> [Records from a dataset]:
* * * * *

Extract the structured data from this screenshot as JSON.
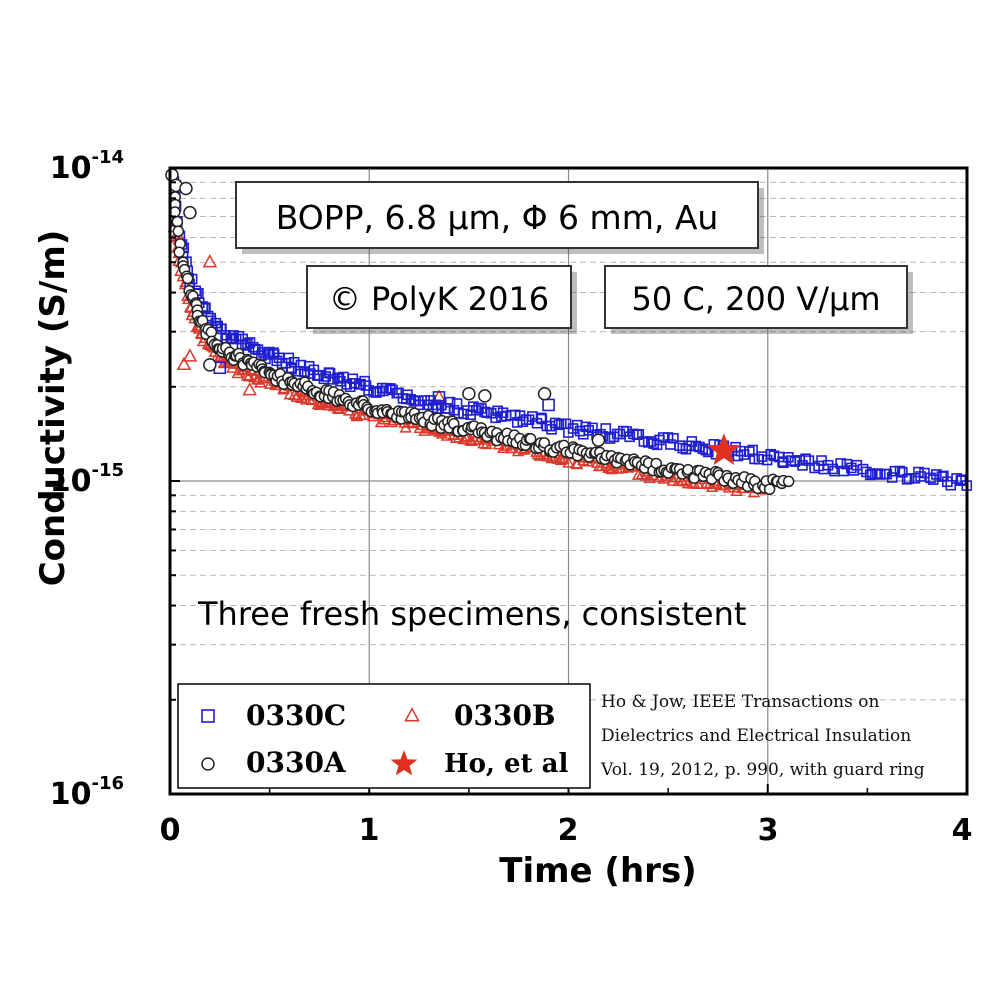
{
  "chart_data": {
    "type": "scatter",
    "xlabel": "Time (hrs)",
    "ylabel": "Conductivity (S/m)",
    "xlim": [
      0,
      4
    ],
    "ylim": [
      1e-16,
      1e-14
    ],
    "yscale": "log",
    "grid": true,
    "x_ticks": [
      "0",
      "1",
      "2",
      "3",
      "4"
    ],
    "y_ticks": [
      {
        "base": "10",
        "exp": "-16"
      },
      {
        "base": "10",
        "exp": "-15"
      },
      {
        "base": "10",
        "exp": "-14"
      }
    ],
    "annotations": {
      "material": "BOPP, 6.8 μm, Φ 6 mm, Au",
      "copyright": "© PolyK 2016",
      "conditions": "50 C, 200 V/μm",
      "note": "Three fresh specimens, consistent"
    },
    "citation": [
      "Ho & Jow, IEEE Transactions on",
      "Dielectrics and Electrical Insulation",
      "Vol. 19, 2012, p. 990, with guard ring"
    ],
    "legend": [
      {
        "label": "0330C",
        "marker": "square",
        "color": "#1f1fd0"
      },
      {
        "label": "0330B",
        "marker": "triangle",
        "color": "#d93a2b"
      },
      {
        "label": "0330A",
        "marker": "circle",
        "color": "#222222"
      },
      {
        "label": "Ho, et al",
        "marker": "star",
        "color": "#e0301e"
      }
    ],
    "series": [
      {
        "name": "0330C",
        "marker": "square",
        "color": "#1f1fd0",
        "x": [
          0.02,
          0.05,
          0.1,
          0.15,
          0.2,
          0.3,
          0.5,
          0.75,
          1.0,
          1.25,
          1.5,
          1.75,
          2.0,
          2.25,
          2.5,
          2.75,
          3.0,
          3.25,
          3.5,
          3.75,
          4.0
        ],
        "y": [
          9e-15,
          6e-15,
          4.5e-15,
          3.8e-15,
          3.35e-15,
          2.9e-15,
          2.5e-15,
          2.2e-15,
          2e-15,
          1.8e-15,
          1.68e-15,
          1.58e-15,
          1.48e-15,
          1.4e-15,
          1.33e-15,
          1.26e-15,
          1.2e-15,
          1.13e-15,
          1.08e-15,
          1.03e-15,
          9.9e-16
        ],
        "outliers": {
          "x": [
            0.25,
            1.35,
            1.9
          ],
          "y": [
            2.3e-15,
            1.85e-15,
            1.75e-15
          ]
        }
      },
      {
        "name": "0330B",
        "marker": "triangle",
        "color": "#d93a2b",
        "x": [
          0.02,
          0.05,
          0.1,
          0.15,
          0.2,
          0.3,
          0.5,
          0.75,
          1.0,
          1.25,
          1.5,
          1.75,
          2.0,
          2.25,
          2.5,
          2.75,
          3.0
        ],
        "y": [
          6.5e-15,
          5e-15,
          3.6e-15,
          3e-15,
          2.7e-15,
          2.35e-15,
          2.05e-15,
          1.8e-15,
          1.62e-15,
          1.5e-15,
          1.38e-15,
          1.28e-15,
          1.18e-15,
          1.1e-15,
          1.03e-15,
          9.7e-16,
          9.3e-16
        ],
        "outliers": {
          "x": [
            0.05,
            0.1,
            0.2,
            0.4,
            0.07,
            1.35
          ],
          "y": [
            5.9e-15,
            2.5e-15,
            5e-15,
            1.95e-15,
            2.35e-15,
            1.85e-15
          ]
        }
      },
      {
        "name": "0330A",
        "marker": "circle",
        "color": "#222222",
        "x": [
          0.02,
          0.05,
          0.1,
          0.15,
          0.2,
          0.3,
          0.5,
          0.75,
          1.0,
          1.25,
          1.5,
          1.75,
          2.0,
          2.25,
          2.5,
          2.75,
          3.0,
          3.1
        ],
        "y": [
          8e-15,
          5.5e-15,
          4e-15,
          3.3e-15,
          2.9e-15,
          2.55e-15,
          2.2e-15,
          1.92e-15,
          1.72e-15,
          1.58e-15,
          1.46e-15,
          1.35e-15,
          1.25e-15,
          1.16e-15,
          1.09e-15,
          1.03e-15,
          9.7e-16,
          9.9e-16
        ],
        "outliers": {
          "x": [
            0.01,
            0.03,
            0.08,
            0.1,
            0.2,
            1.5,
            1.58,
            1.88,
            2.15
          ],
          "y": [
            9.5e-15,
            8.8e-15,
            8.6e-15,
            7.2e-15,
            2.35e-15,
            1.9e-15,
            1.87e-15,
            1.9e-15,
            1.35e-15
          ]
        }
      },
      {
        "name": "Ho, et al",
        "marker": "star",
        "color": "#e0301e",
        "x": [
          2.78
        ],
        "y": [
          1.25e-15
        ]
      }
    ]
  }
}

* * * * *

> [Aim of the exercise]: Filter out all lines lacking the word "name" and copy the rest.

> [Completed exercise]:
        "name": "0330C",
        "name": "0330B",
        "name": "0330A",
        "name": "Ho, et al",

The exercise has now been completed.